• **PROBLEM STATEMENT**: Swap "stenographer" for "court reporter" in the RustFest captions text, and write out the part that begins at "The earliest motivation" and stops after "meant most participants).".

• **ARTICLE**:
....

The earliest motivation of this work was born out of our dedication to inclusive and accessible events at RustFest, and had nothing to do with automated captions. All our events in the past years - online, or in-person - have been live closed-captioned by a professional stenographer. These live captions have made our content accessible for disabled people and also attendees who were not native English-speakers (which, as you'd imagine for Europe's largest Rust conference meant most participants).
Our live captioners also produced a transcript of every talk, that we were hoping to put to good use eventually — but in reality for the longest part were just collecting dust tucked away in a GitHub repository. RustFest Global now publishes all talk transcripts on the individual session pages, which was an improvement in some ways (searchability, SEO), but at the end of the day this was still very far from the ideal user experience. Throughout the years we slowly recognized what we truly needed was a more direct connection between the audio, video and text.

....

• **DATA**:
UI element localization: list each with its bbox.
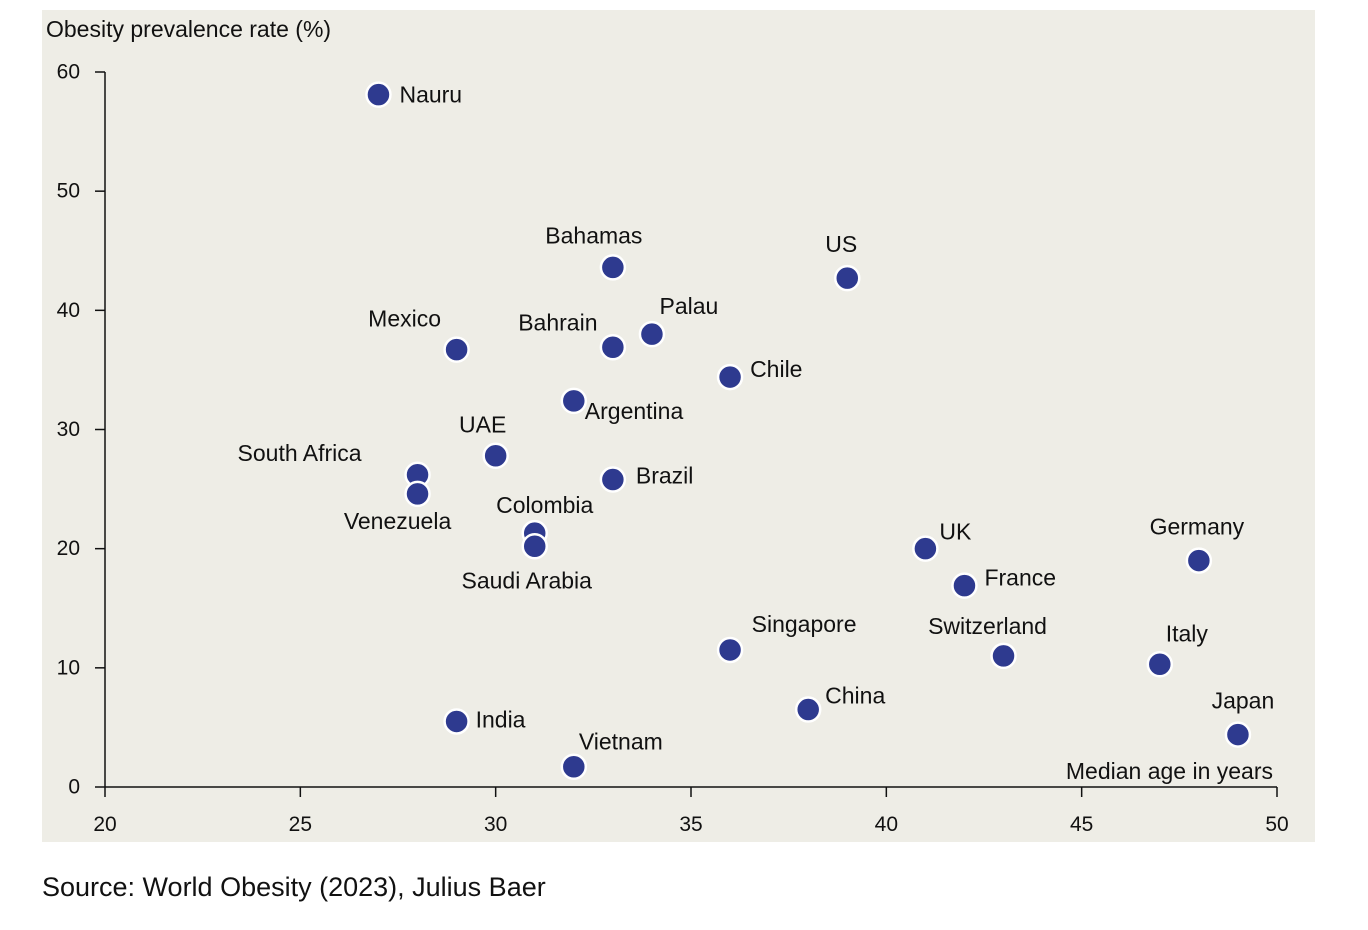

....

• **EXPECTED ANSWER**:
The earliest motivation of this work was born out of our dedication to inclusive and accessible events at RustFest, and had nothing to do with automated captions. All our events in the past years - online, or in-person - have been live closed-captioned by a professional court reporter. These live captions have made our content accessible for disabled people and also attendees who were not native English-speakers (which, as you'd imagine for Europe's largest Rust conference meant most participants).